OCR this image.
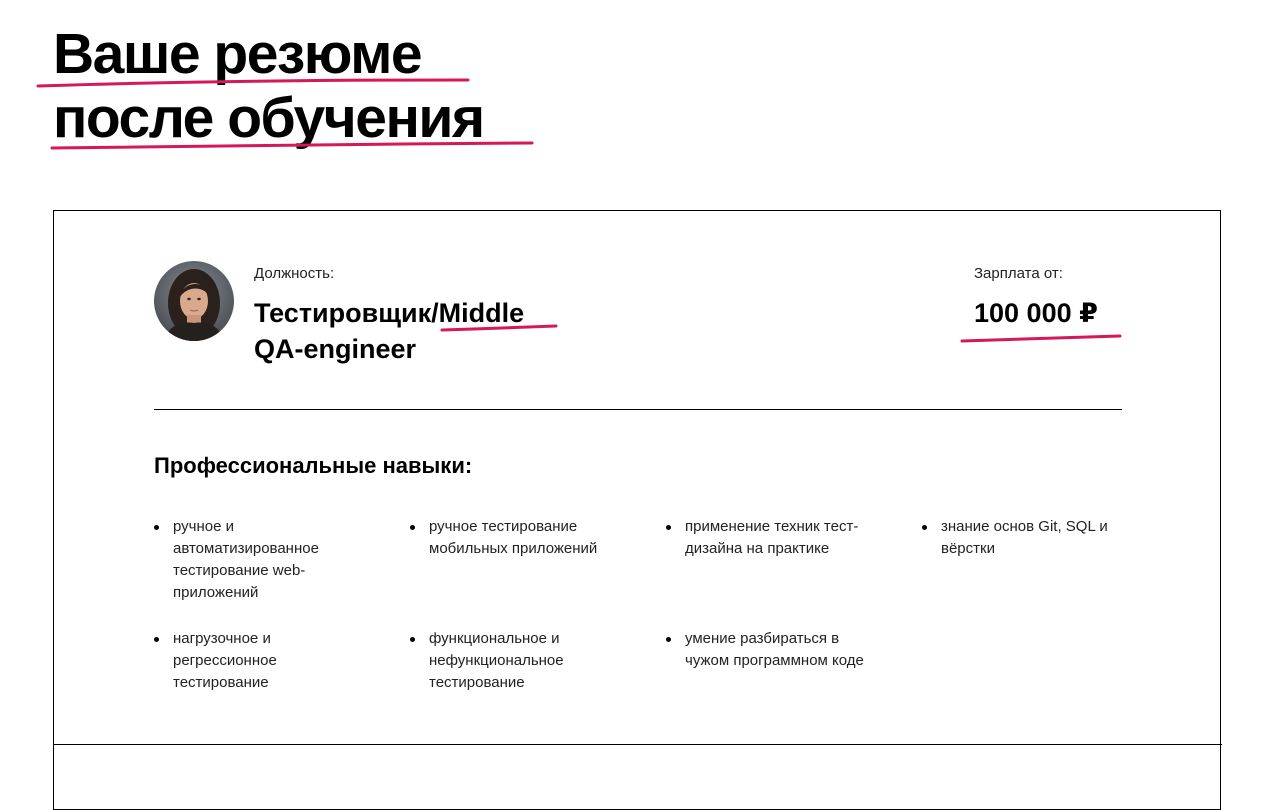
Ваше резюме
после обучения
Должность:
Тестировщик/Middle
QA-engineer
Зарплата от:
100 000 ₽
Профессиональные навыки:
ручное и автоматизированное тестирование web-приложений
ручное тестирование мобильных приложений
применение техник тест-дизайна на практике
знание основ Git, SQL и вёрстки
нагрузочное и регрессионное тестирование
функциональное и нефункциональное тестирование
умение разбираться в чужом программном коде
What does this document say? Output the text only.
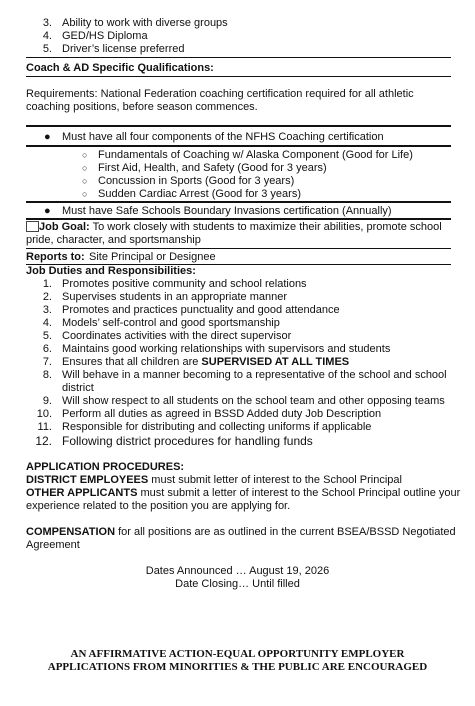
3. Ability to work with diverse groups
4. GED/HS Diploma
5. Driver’s license preferred
Coach & AD Specific Qualifications:
Requirements: National Federation coaching certification required for all athletic
coaching positions, before season commences.
● Must have all four components of the NFHS Coaching certification
○ Fundamentals of Coaching w/ Alaska Component (Good for Life)
○ First Aid, Health, and Safety (Good for 3 years)
○ Concussion in Sports (Good for 3 years)
○ Sudden Cardiac Arrest (Good for 3 years)
● Must have Safe Schools Boundary Invasions certification (Annually)
Job Goal: To work closely with students to maximize their abilities, promote school
pride, character, and sportsmanship
Reports to: Site Principal or Designee
Job Duties and Responsibilities:
1. Promotes positive community and school relations
2. Supervises students in an appropriate manner
3. Promotes and practices punctuality and good attendance
4. Models’ self-control and good sportsmanship
5. Coordinates activities with the direct supervisor
6. Maintains good working relationships with supervisors and students
7. Ensures that all children are SUPERVISED AT ALL TIMES
8. Will behave in a manner becoming to a representative of the school and school
district
9. Will show respect to all students on the school team and other opposing teams
10. Perform all duties as agreed in BSSD Added duty Job Description
11. Responsible for distributing and collecting uniforms if applicable
12. Following district procedures for handling funds
APPLICATION PROCEDURES:
DISTRICT EMPLOYEES must submit letter of interest to the School Principal
OTHER APPLICANTS must submit a letter of interest to the School Principal outline your
experience related to the position you are applying for.
COMPENSATION for all positions are as outlined in the current BSEA/BSSD Negotiated
Agreement
Dates Announced … August 19, 2026
Date Closing… Until filled
AN AFFIRMATIVE ACTION-EQUAL OPPORTUNITY EMPLOYER
APPLICATIONS FROM MINORITIES & THE PUBLIC ARE ENCOURAGED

(AIM OF THE TASK): Identify and copy lines that hold the string "Principal".

(EXERCISE RESULT):
Reports to: Site Principal or Designee
DISTRICT EMPLOYEES must submit letter of interest to the School Principal
OTHER APPLICANTS must submit a letter of interest to the School Principal outline your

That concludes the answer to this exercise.